### SOURCE RECORDS

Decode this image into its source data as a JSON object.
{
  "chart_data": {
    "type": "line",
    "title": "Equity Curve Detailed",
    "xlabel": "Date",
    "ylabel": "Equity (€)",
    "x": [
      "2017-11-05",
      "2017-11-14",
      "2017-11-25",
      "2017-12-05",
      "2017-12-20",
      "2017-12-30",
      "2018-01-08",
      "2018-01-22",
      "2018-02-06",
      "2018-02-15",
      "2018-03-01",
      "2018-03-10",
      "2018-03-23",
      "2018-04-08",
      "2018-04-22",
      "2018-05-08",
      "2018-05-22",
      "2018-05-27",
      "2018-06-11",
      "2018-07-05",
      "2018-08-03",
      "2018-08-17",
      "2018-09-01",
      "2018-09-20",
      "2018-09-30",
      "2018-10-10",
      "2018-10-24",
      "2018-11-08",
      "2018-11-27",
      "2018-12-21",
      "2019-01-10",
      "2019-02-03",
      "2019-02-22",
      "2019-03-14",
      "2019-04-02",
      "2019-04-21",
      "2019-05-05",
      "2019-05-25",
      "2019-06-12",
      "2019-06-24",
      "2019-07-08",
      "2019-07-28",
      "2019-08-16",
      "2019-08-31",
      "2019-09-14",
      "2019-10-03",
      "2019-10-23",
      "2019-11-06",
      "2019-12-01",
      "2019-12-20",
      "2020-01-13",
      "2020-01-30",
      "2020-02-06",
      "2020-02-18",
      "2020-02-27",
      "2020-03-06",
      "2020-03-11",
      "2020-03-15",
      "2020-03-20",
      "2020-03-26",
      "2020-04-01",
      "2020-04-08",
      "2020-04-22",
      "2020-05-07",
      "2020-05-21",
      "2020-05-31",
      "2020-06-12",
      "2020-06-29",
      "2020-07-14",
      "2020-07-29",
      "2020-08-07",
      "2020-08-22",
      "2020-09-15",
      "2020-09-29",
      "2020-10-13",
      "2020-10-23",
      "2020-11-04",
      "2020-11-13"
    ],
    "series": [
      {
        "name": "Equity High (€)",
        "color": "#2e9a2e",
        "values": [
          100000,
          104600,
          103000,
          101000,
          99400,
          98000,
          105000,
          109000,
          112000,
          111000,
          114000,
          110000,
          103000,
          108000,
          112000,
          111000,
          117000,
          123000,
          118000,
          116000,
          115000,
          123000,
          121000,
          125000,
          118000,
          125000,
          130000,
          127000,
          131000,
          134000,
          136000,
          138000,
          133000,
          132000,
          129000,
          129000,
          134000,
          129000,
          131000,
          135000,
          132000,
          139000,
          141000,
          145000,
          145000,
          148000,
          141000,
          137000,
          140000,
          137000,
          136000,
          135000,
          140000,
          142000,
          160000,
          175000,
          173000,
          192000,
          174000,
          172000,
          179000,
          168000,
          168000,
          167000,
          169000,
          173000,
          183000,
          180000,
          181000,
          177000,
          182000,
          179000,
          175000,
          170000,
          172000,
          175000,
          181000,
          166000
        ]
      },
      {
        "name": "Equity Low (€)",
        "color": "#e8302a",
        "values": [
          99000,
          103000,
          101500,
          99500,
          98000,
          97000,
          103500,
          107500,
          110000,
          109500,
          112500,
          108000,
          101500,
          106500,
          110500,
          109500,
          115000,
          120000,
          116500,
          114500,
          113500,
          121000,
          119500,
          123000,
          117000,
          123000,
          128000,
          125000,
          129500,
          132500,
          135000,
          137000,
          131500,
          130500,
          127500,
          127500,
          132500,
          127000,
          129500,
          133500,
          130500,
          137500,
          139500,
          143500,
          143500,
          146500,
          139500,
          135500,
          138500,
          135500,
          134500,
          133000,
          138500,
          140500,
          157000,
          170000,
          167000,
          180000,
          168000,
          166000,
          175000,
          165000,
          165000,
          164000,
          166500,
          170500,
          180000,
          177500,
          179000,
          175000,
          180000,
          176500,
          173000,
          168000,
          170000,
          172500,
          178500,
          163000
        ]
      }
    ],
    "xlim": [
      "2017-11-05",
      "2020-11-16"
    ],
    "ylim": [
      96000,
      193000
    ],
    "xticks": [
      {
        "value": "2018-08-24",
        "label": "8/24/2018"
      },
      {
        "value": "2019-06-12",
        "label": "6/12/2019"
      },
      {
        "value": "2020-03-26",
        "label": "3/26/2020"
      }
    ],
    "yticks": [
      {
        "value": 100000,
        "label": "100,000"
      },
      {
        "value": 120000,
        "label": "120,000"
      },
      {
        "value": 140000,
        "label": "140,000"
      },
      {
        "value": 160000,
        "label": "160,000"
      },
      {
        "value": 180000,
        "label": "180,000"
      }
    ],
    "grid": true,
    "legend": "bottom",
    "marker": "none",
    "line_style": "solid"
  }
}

######

REQUIRED TASK: Copy out the material word for word and line for line.

OUTPUT:
Decode this image into its source data as a JSON object.
{
  "chart_data": {
    "type": "line",
    "title": "Equity Curve Detailed",
    "xlabel": "Date",
    "ylabel": "Equity (€)",
    "x": [
      "2017-11-05",
      "2017-11-14",
      "2017-11-25",
      "2017-12-05",
      "2017-12-20",
      "2017-12-30",
      "2018-01-08",
      "2018-01-22",
      "2018-02-06",
      "2018-02-15",
      "2018-03-01",
      "2018-03-10",
      "2018-03-23",
      "2018-04-08",
      "2018-04-22",
      "2018-05-08",
      "2018-05-22",
      "2018-05-27",
      "2018-06-11",
      "2018-07-05",
      "2018-08-03",
      "2018-08-17",
      "2018-09-01",
      "2018-09-20",
      "2018-09-30",
      "2018-10-10",
      "2018-10-24",
      "2018-11-08",
      "2018-11-27",
      "2018-12-21",
      "2019-01-10",
      "2019-02-03",
      "2019-02-22",
      "2019-03-14",
      "2019-04-02",
      "2019-04-21",
      "2019-05-05",
      "2019-05-25",
      "2019-06-12",
      "2019-06-24",
      "2019-07-08",
      "2019-07-28",
      "2019-08-16",
      "2019-08-31",
      "2019-09-14",
      "2019-10-03",
      "2019-10-23",
      "2019-11-06",
      "2019-12-01",
      "2019-12-20",
      "2020-01-13",
      "2020-01-30",
      "2020-02-06",
      "2020-02-18",
      "2020-02-27",
      "2020-03-06",
      "2020-03-11",
      "2020-03-15",
      "2020-03-20",
      "2020-03-26",
      "2020-04-01",
      "2020-04-08",
      "2020-04-22",
      "2020-05-07",
      "2020-05-21",
      "2020-05-31",
      "2020-06-12",
      "2020-06-29",
      "2020-07-14",
      "2020-07-29",
      "2020-08-07",
      "2020-08-22",
      "2020-09-15",
      "2020-09-29",
      "2020-10-13",
      "2020-10-23",
      "2020-11-04",
      "2020-11-13"
    ],
    "series": [
      {
        "name": "Equity High (€)",
        "color": "#2e9a2e",
        "values": [
          100000,
          104600,
          103000,
          101000,
          99400,
          98000,
          105000,
          109000,
          112000,
          111000,
          114000,
          110000,
          103000,
          108000,
          112000,
          111000,
          117000,
          123000,
          118000,
          116000,
          115000,
          123000,
          121000,
          125000,
          118000,
          125000,
          130000,
          127000,
          131000,
          134000,
          136000,
          138000,
          133000,
          132000,
          129000,
          129000,
          134000,
          129000,
          131000,
          135000,
          132000,
          139000,
          141000,
          145000,
          145000,
          148000,
          141000,
          137000,
          140000,
          137000,
          136000,
          135000,
          140000,
          142000,
          160000,
          175000,
          173000,
          192000,
          174000,
          172000,
          179000,
          168000,
          168000,
          167000,
          169000,
          173000,
          183000,
          180000,
          181000,
          177000,
          182000,
          179000,
          175000,
          170000,
          172000,
          175000,
          181000,
          166000
        ]
      },
      {
        "name": "Equity Low (€)",
        "color": "#e8302a",
        "values": [
          99000,
          103000,
          101500,
          99500,
          98000,
          97000,
          103500,
          107500,
          110000,
          109500,
          112500,
          108000,
          101500,
          106500,
          110500,
          109500,
          115000,
          120000,
          116500,
          114500,
          113500,
          121000,
          119500,
          123000,
          117000,
          123000,
          128000,
          125000,
          129500,
          132500,
          135000,
          137000,
          131500,
          130500,
          127500,
          127500,
          132500,
          127000,
          129500,
          133500,
          130500,
          137500,
          139500,
          143500,
          143500,
          146500,
          139500,
          135500,
          138500,
          135500,
          134500,
          133000,
          138500,
          140500,
          157000,
          170000,
          167000,
          180000,
          168000,
          166000,
          175000,
          165000,
          165000,
          164000,
          166500,
          170500,
          180000,
          177500,
          179000,
          175000,
          180000,
          176500,
          173000,
          168000,
          170000,
          172500,
          178500,
          163000
        ]
      }
    ],
    "xlim": [
      "2017-11-05",
      "2020-11-16"
    ],
    "ylim": [
      96000,
      193000
    ],
    "xticks": [
      {
        "value": "2018-08-24",
        "label": "8/24/2018"
      },
      {
        "value": "2019-06-12",
        "label": "6/12/2019"
      },
      {
        "value": "2020-03-26",
        "label": "3/26/2020"
      }
    ],
    "yticks": [
      {
        "value": 100000,
        "label": "100,000"
      },
      {
        "value": 120000,
        "label": "120,000"
      },
      {
        "value": 140000,
        "label": "140,000"
      },
      {
        "value": 160000,
        "label": "160,000"
      },
      {
        "value": 180000,
        "label": "180,000"
      }
    ],
    "grid": true,
    "legend": "bottom",
    "marker": "none",
    "line_style": "solid"
  }
}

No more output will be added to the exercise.